Each record must appear in the answer exactly as it does in the data.

+++

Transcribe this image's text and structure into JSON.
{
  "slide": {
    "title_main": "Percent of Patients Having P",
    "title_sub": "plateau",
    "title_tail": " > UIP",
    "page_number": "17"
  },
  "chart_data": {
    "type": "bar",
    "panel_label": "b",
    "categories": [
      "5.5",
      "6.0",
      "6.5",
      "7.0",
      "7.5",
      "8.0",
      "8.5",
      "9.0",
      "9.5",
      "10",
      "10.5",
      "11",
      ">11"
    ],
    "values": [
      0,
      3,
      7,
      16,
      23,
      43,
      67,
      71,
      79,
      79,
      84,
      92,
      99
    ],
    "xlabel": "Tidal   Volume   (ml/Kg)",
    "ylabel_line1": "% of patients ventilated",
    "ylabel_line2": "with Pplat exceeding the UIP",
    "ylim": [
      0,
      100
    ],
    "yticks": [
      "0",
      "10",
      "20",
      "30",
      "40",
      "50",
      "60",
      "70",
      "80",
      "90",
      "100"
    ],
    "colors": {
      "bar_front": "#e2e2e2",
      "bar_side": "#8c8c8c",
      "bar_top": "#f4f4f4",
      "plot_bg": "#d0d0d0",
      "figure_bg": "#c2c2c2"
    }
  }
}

+++

▶ **Result of this task**:
Transcribe this image's text and structure into JSON.
{
  "slide": {
    "title_main": "Percent of Patients Having P",
    "title_sub": "plateau",
    "title_tail": " > UIP",
    "page_number": "17"
  },
  "chart_data": {
    "type": "bar",
    "panel_label": "b",
    "categories": [
      "5.5",
      "6.0",
      "6.5",
      "7.0",
      "7.5",
      "8.0",
      "8.5",
      "9.0",
      "9.5",
      "10",
      "10.5",
      "11",
      ">11"
    ],
    "values": [
      0,
      3,
      7,
      16,
      23,
      43,
      67,
      71,
      79,
      79,
      84,
      92,
      99
    ],
    "xlabel": "Tidal   Volume   (ml/Kg)",
    "ylabel_line1": "% of patients ventilated",
    "ylabel_line2": "with Pplat exceeding the UIP",
    "ylim": [
      0,
      100
    ],
    "yticks": [
      "0",
      "10",
      "20",
      "30",
      "40",
      "50",
      "60",
      "70",
      "80",
      "90",
      "100"
    ],
    "colors": {
      "bar_front": "#e2e2e2",
      "bar_side": "#8c8c8c",
      "bar_top": "#f4f4f4",
      "plot_bg": "#d0d0d0",
      "figure_bg": "#c2c2c2"
    }
  }
}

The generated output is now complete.